WHAT IS ASKED ▸ Render every entry exactly as it appears.

···

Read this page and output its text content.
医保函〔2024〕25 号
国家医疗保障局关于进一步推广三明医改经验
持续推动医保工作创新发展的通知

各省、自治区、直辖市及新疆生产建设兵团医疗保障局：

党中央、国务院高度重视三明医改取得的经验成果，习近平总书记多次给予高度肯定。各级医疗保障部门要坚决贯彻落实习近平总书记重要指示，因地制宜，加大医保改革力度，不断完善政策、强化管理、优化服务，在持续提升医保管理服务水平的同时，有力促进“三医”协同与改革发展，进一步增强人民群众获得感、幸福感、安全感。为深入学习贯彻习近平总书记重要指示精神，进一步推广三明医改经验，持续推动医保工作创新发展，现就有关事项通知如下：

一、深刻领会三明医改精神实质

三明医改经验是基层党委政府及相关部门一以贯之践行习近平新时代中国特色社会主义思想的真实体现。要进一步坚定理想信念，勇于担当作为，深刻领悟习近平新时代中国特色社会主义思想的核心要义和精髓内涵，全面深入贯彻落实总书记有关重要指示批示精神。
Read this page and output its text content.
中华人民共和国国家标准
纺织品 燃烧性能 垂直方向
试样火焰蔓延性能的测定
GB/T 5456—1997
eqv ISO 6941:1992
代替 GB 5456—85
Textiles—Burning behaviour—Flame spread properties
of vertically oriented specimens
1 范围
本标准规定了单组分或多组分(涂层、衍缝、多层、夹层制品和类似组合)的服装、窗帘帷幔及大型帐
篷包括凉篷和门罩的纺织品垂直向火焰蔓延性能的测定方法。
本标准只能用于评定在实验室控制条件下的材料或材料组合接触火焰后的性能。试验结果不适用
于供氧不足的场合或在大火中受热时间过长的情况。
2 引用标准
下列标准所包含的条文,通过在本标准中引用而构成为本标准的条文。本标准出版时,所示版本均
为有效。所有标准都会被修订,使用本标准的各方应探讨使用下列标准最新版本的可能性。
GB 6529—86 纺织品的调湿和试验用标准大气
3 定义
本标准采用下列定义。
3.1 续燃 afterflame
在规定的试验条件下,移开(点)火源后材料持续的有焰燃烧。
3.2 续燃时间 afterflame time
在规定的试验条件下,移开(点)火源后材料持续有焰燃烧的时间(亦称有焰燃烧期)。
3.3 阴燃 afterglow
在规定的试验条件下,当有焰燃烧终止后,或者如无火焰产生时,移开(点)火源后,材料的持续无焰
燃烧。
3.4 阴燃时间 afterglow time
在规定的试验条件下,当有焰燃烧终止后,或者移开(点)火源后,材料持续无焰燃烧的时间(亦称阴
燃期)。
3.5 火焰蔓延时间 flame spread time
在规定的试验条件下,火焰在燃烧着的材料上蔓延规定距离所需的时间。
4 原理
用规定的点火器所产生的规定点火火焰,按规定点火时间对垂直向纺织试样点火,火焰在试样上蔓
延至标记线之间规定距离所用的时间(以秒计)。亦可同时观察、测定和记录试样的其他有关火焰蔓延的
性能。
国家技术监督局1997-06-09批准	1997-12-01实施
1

···

ANSWER IN FULL ▸
Read this page and output its text content.
医保函〔2024〕25 号
国家医疗保障局关于进一步推广三明医改经验
持续推动医保工作创新发展的通知

各省、自治区、直辖市及新疆生产建设兵团医疗保障局：

党中央、国务院高度重视三明医改取得的经验成果，习近平总书记多次给予高度肯定。各级医疗保障部门要坚决贯彻落实习近平总书记重要指示，因地制宜，加大医保改革力度，不断完善政策、强化管理、优化服务，在持续提升医保管理服务水平的同时，有力促进“三医”协同与改革发展，进一步增强人民群众获得感、幸福感、安全感。为深入学习贯彻习近平总书记重要指示精神，进一步推广三明医改经验，持续推动医保工作创新发展，现就有关事项通知如下：

一、深刻领会三明医改精神实质

三明医改经验是基层党委政府及相关部门一以贯之践行习近平新时代中国特色社会主义思想的真实体现。要进一步坚定理想信念，勇于担当作为，深刻领悟习近平新时代中国特色社会主义思想的核心要义和精髓内涵，全面深入贯彻落实总书记有关重要指示批示精神。
Read this page and output its text content.
中华人民共和国国家标准
纺织品 燃烧性能 垂直方向
试样火焰蔓延性能的测定
GB/T 5456—1997
eqv ISO 6941:1992
代替 GB 5456—85
Textiles—Burning behaviour—Flame spread properties
of vertically oriented specimens
1 范围
本标准规定了单组分或多组分(涂层、衍缝、多层、夹层制品和类似组合)的服装、窗帘帷幔及大型帐
篷包括凉篷和门罩的纺织品垂直向火焰蔓延性能的测定方法。
本标准只能用于评定在实验室控制条件下的材料或材料组合接触火焰后的性能。试验结果不适用
于供氧不足的场合或在大火中受热时间过长的情况。
2 引用标准
下列标准所包含的条文,通过在本标准中引用而构成为本标准的条文。本标准出版时,所示版本均
为有效。所有标准都会被修订,使用本标准的各方应探讨使用下列标准最新版本的可能性。
GB 6529—86 纺织品的调湿和试验用标准大气
3 定义
本标准采用下列定义。
3.1 续燃 afterflame
在规定的试验条件下,移开(点)火源后材料持续的有焰燃烧。
3.2 续燃时间 afterflame time
在规定的试验条件下,移开(点)火源后材料持续有焰燃烧的时间(亦称有焰燃烧期)。
3.3 阴燃 afterglow
在规定的试验条件下,当有焰燃烧终止后,或者如无火焰产生时,移开(点)火源后,材料的持续无焰
燃烧。
3.4 阴燃时间 afterglow time
在规定的试验条件下,当有焰燃烧终止后,或者移开(点)火源后,材料持续无焰燃烧的时间(亦称阴
燃期)。
3.5 火焰蔓延时间 flame spread time
在规定的试验条件下,火焰在燃烧着的材料上蔓延规定距离所需的时间。
4 原理
用规定的点火器所产生的规定点火火焰,按规定点火时间对垂直向纺织试样点火,火焰在试样上蔓
延至标记线之间规定距离所用的时间(以秒计)。亦可同时观察、测定和记录试样的其他有关火焰蔓延的
性能。
国家技术监督局1997-06-09批准	1997-12-01实施
1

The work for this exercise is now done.